** Exercise objective **
Give the data again exactly as written, skipping any pictures.

** Supplied records **

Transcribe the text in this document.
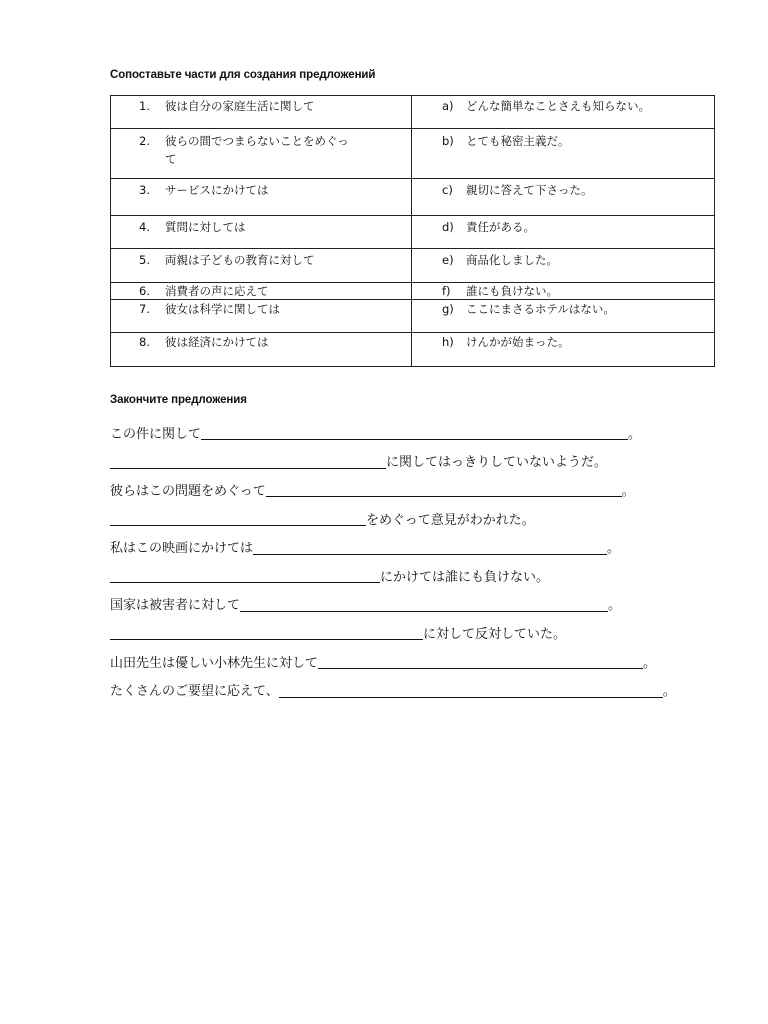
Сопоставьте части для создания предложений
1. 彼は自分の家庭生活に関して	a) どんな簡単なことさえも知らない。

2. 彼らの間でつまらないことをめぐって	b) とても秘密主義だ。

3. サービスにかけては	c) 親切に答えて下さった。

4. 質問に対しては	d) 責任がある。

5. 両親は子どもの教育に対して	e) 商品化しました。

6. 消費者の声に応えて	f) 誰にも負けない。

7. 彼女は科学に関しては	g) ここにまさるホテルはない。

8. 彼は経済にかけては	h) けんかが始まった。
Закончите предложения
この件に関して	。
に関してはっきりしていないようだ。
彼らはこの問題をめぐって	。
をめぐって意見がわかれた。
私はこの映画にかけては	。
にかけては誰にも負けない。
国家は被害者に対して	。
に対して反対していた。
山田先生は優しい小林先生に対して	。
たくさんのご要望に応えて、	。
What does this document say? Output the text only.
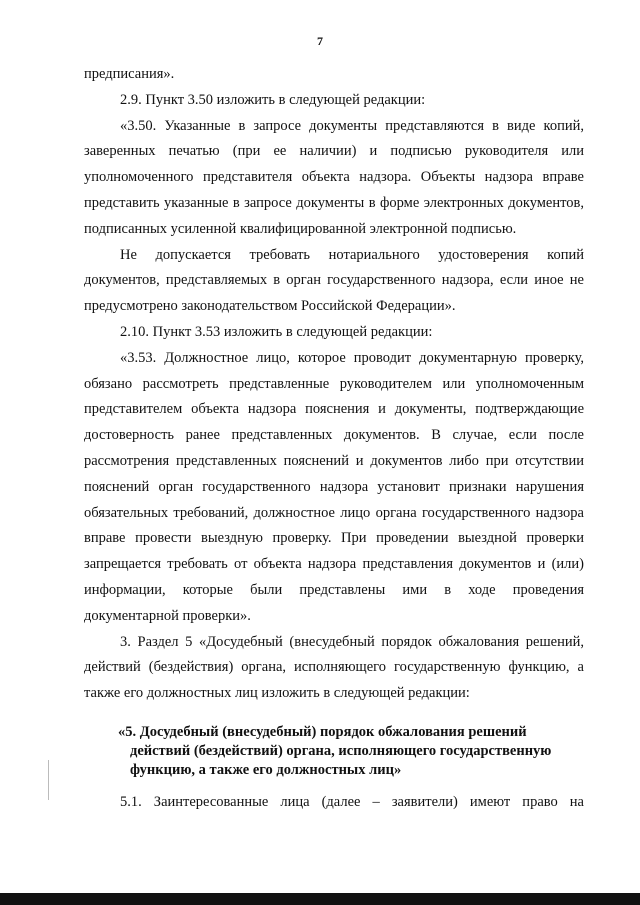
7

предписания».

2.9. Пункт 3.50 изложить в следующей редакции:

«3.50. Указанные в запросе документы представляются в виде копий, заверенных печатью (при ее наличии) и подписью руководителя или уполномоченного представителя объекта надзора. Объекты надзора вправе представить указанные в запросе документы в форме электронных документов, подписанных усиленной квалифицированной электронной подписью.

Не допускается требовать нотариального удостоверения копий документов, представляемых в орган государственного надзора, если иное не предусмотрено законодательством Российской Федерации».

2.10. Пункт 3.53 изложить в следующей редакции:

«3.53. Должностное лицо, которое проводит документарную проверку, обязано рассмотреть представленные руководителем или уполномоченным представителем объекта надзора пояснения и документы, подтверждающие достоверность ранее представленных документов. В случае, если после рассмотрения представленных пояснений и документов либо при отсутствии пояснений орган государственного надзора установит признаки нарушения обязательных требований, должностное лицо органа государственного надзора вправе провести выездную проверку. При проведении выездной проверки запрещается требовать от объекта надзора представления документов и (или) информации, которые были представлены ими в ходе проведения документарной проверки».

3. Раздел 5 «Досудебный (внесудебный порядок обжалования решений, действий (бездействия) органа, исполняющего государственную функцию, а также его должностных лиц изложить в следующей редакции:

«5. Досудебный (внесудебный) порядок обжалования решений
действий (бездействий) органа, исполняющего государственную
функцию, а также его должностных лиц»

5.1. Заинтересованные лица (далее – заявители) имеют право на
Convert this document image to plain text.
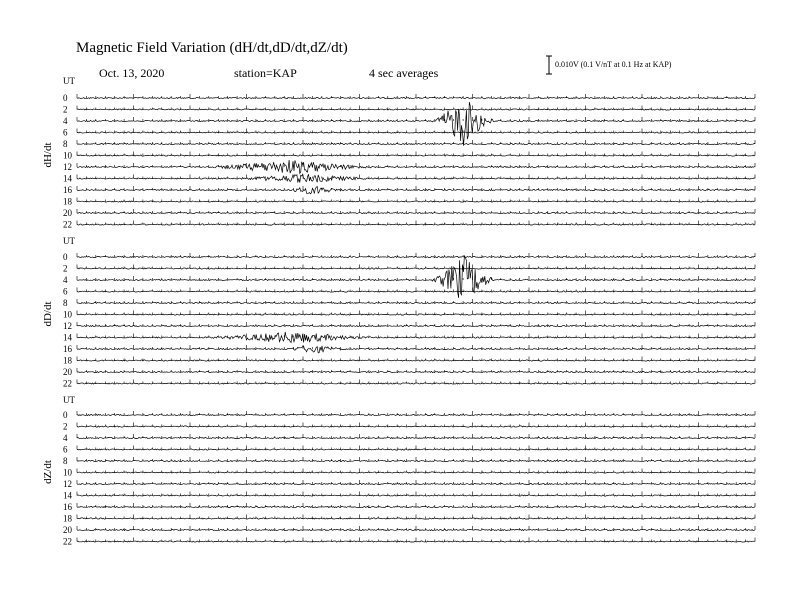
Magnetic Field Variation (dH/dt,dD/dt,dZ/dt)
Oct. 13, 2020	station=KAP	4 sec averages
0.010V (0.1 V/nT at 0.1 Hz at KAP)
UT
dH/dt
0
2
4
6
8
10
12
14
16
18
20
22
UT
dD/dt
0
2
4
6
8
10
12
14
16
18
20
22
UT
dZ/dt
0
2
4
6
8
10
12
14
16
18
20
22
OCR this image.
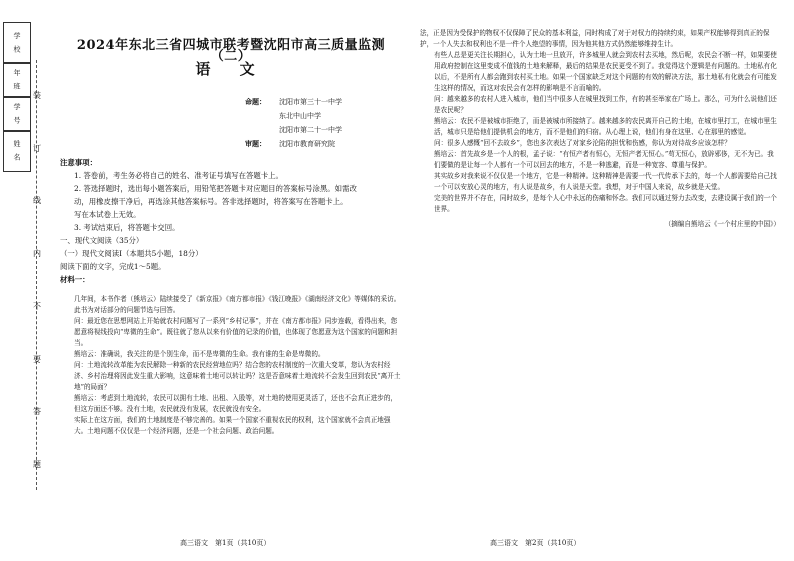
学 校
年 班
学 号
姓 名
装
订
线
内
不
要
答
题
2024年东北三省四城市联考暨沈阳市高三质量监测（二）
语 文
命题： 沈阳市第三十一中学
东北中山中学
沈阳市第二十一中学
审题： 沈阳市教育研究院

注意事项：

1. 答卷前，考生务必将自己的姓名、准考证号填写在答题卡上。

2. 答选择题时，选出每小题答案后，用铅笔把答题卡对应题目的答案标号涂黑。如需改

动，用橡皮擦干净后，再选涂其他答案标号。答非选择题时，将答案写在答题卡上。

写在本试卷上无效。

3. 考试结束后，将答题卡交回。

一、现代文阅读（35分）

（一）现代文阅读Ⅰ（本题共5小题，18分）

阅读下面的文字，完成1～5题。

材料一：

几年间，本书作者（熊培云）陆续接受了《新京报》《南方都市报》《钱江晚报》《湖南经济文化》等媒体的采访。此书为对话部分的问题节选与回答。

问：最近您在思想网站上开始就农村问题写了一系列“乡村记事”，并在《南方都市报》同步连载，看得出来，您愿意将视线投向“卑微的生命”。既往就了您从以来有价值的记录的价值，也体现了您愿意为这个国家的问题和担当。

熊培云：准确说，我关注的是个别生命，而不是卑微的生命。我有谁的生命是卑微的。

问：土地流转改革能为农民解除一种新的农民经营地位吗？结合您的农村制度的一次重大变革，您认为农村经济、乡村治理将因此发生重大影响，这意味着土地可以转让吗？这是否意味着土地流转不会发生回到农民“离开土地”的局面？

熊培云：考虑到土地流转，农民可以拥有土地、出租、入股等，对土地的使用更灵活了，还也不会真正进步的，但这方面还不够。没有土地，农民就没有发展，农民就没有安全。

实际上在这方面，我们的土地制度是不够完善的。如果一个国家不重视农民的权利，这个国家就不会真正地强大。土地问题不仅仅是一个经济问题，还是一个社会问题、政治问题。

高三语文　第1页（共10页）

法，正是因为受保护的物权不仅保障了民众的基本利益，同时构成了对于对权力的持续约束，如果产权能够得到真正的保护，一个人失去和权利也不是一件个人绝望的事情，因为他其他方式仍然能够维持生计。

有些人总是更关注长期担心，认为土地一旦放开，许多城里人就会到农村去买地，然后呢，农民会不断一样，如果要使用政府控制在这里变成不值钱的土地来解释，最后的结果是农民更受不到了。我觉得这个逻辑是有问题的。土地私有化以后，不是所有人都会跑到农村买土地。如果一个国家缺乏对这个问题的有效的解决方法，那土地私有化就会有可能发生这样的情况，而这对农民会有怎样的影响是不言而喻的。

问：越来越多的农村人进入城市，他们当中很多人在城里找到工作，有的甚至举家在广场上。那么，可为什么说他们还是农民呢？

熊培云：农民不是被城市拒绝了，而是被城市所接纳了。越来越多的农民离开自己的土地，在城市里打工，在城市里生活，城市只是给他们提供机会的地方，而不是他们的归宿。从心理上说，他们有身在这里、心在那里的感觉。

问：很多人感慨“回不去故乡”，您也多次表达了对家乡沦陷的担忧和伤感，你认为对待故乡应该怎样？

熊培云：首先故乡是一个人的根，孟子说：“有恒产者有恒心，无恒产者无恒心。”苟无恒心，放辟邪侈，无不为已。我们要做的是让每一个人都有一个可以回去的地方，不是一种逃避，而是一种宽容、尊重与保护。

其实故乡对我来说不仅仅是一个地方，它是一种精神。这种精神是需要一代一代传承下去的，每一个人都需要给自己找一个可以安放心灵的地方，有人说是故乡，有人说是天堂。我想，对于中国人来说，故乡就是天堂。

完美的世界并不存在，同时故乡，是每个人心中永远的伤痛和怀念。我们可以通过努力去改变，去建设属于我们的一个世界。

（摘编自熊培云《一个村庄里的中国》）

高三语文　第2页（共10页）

** Response to the task **
Transcribe the text in this document.
Сопоставьте части для создания предложений
1. 彼は自分の家庭生活に関して	a) どんな簡単なことさえも知らない。

2. 彼らの間でつまらないことをめぐって	b) とても秘密主義だ。

3. サービスにかけては	c) 親切に答えて下さった。

4. 質問に対しては	d) 責任がある。

5. 両親は子どもの教育に対して	e) 商品化しました。

6. 消費者の声に応えて	f) 誰にも負けない。

7. 彼女は科学に関しては	g) ここにまさるホテルはない。

8. 彼は経済にかけては	h) けんかが始まった。
Закончите предложения
この件に関して	。
に関してはっきりしていないようだ。
彼らはこの問題をめぐって	。
をめぐって意見がわかれた。
私はこの映画にかけては	。
にかけては誰にも負けない。
国家は被害者に対して	。
に対して反対していた。
山田先生は優しい小林先生に対して	。
たくさんのご要望に応えて、	。
What does this document say? Output the text only.
7

предписания».

2.9. Пункт 3.50 изложить в следующей редакции:

«3.50. Указанные в запросе документы представляются в виде копий, заверенных печатью (при ее наличии) и подписью руководителя или уполномоченного представителя объекта надзора. Объекты надзора вправе представить указанные в запросе документы в форме электронных документов, подписанных усиленной квалифицированной электронной подписью.

Не допускается требовать нотариального удостоверения копий документов, представляемых в орган государственного надзора, если иное не предусмотрено законодательством Российской Федерации».

2.10. Пункт 3.53 изложить в следующей редакции:

«3.53. Должностное лицо, которое проводит документарную проверку, обязано рассмотреть представленные руководителем или уполномоченным представителем объекта надзора пояснения и документы, подтверждающие достоверность ранее представленных документов. В случае, если после рассмотрения представленных пояснений и документов либо при отсутствии пояснений орган государственного надзора установит признаки нарушения обязательных требований, должностное лицо органа государственного надзора вправе провести выездную проверку. При проведении выездной проверки запрещается требовать от объекта надзора представления документов и (или) информации, которые были представлены ими в ходе проведения документарной проверки».

3. Раздел 5 «Досудебный (внесудебный порядок обжалования решений, действий (бездействия) органа, исполняющего государственную функцию, а также его должностных лиц изложить в следующей редакции:

«5. Досудебный (внесудебный) порядок обжалования решений
действий (бездействий) органа, исполняющего государственную
функцию, а также его должностных лиц»

5.1. Заинтересованные лица (далее – заявители) имеют право на
Convert this document image to plain text.
Magnetic Field Variation (dH/dt,dD/dt,dZ/dt)
Oct. 13, 2020	station=KAP	4 sec averages
0.010V (0.1 V/nT at 0.1 Hz at KAP)
UT
dH/dt
0
2
4
6
8
10
12
14
16
18
20
22
UT
dD/dt
0
2
4
6
8
10
12
14
16
18
20
22
UT
dZ/dt
0
2
4
6
8
10
12
14
16
18
20
22
OCR this image.
学 校
年 班
学 号
姓 名
装
订
线
内
不
要
答
题
2024年东北三省四城市联考暨沈阳市高三质量监测（二）
语 文
命题： 沈阳市第三十一中学
东北中山中学
沈阳市第二十一中学
审题： 沈阳市教育研究院

注意事项：

1. 答卷前，考生务必将自己的姓名、准考证号填写在答题卡上。

2. 答选择题时，选出每小题答案后，用铅笔把答题卡对应题目的答案标号涂黑。如需改

动，用橡皮擦干净后，再选涂其他答案标号。答非选择题时，将答案写在答题卡上。

写在本试卷上无效。

3. 考试结束后，将答题卡交回。

一、现代文阅读（35分）

（一）现代文阅读Ⅰ（本题共5小题，18分）

阅读下面的文字，完成1～5题。

材料一：

几年间，本书作者（熊培云）陆续接受了《新京报》《南方都市报》《钱江晚报》《湖南经济文化》等媒体的采访。此书为对话部分的问题节选与回答。

问：最近您在思想网站上开始就农村问题写了一系列“乡村记事”，并在《南方都市报》同步连载，看得出来，您愿意将视线投向“卑微的生命”。既往就了您从以来有价值的记录的价值，也体现了您愿意为这个国家的问题和担当。

熊培云：准确说，我关注的是个别生命，而不是卑微的生命。我有谁的生命是卑微的。

问：土地流转改革能为农民解除一种新的农民经营地位吗？结合您的农村制度的一次重大变革，您认为农村经济、乡村治理将因此发生重大影响，这意味着土地可以转让吗？这是否意味着土地流转不会发生回到农民“离开土地”的局面？

熊培云：考虑到土地流转，农民可以拥有土地、出租、入股等，对土地的使用更灵活了，还也不会真正进步的，但这方面还不够。没有土地，农民就没有发展，农民就没有安全。

实际上在这方面，我们的土地制度是不够完善的。如果一个国家不重视农民的权利，这个国家就不会真正地强大。土地问题不仅仅是一个经济问题，还是一个社会问题、政治问题。

高三语文　第1页（共10页）

法，正是因为受保护的物权不仅保障了民众的基本利益，同时构成了对于对权力的持续约束，如果产权能够得到真正的保护，一个人失去和权利也不是一件个人绝望的事情，因为他其他方式仍然能够维持生计。

有些人总是更关注长期担心，认为土地一旦放开，许多城里人就会到农村去买地，然后呢，农民会不断一样，如果要使用政府控制在这里变成不值钱的土地来解释，最后的结果是农民更受不到了。我觉得这个逻辑是有问题的。土地私有化以后，不是所有人都会跑到农村买土地。如果一个国家缺乏对这个问题的有效的解决方法，那土地私有化就会有可能发生这样的情况，而这对农民会有怎样的影响是不言而喻的。

问：越来越多的农村人进入城市，他们当中很多人在城里找到工作，有的甚至举家在广场上。那么，可为什么说他们还是农民呢？

熊培云：农民不是被城市拒绝了，而是被城市所接纳了。越来越多的农民离开自己的土地，在城市里打工，在城市里生活，城市只是给他们提供机会的地方，而不是他们的归宿。从心理上说，他们有身在这里、心在那里的感觉。

问：很多人感慨“回不去故乡”，您也多次表达了对家乡沦陷的担忧和伤感，你认为对待故乡应该怎样？

熊培云：首先故乡是一个人的根，孟子说：“有恒产者有恒心，无恒产者无恒心。”苟无恒心，放辟邪侈，无不为已。我们要做的是让每一个人都有一个可以回去的地方，不是一种逃避，而是一种宽容、尊重与保护。

其实故乡对我来说不仅仅是一个地方，它是一种精神。这种精神是需要一代一代传承下去的，每一个人都需要给自己找一个可以安放心灵的地方，有人说是故乡，有人说是天堂。我想，对于中国人来说，故乡就是天堂。

完美的世界并不存在，同时故乡，是每个人心中永远的伤痛和怀念。我们可以通过努力去改变，去建设属于我们的一个世界。

（摘编自熊培云《一个村庄里的中国》）

高三语文　第2页（共10页）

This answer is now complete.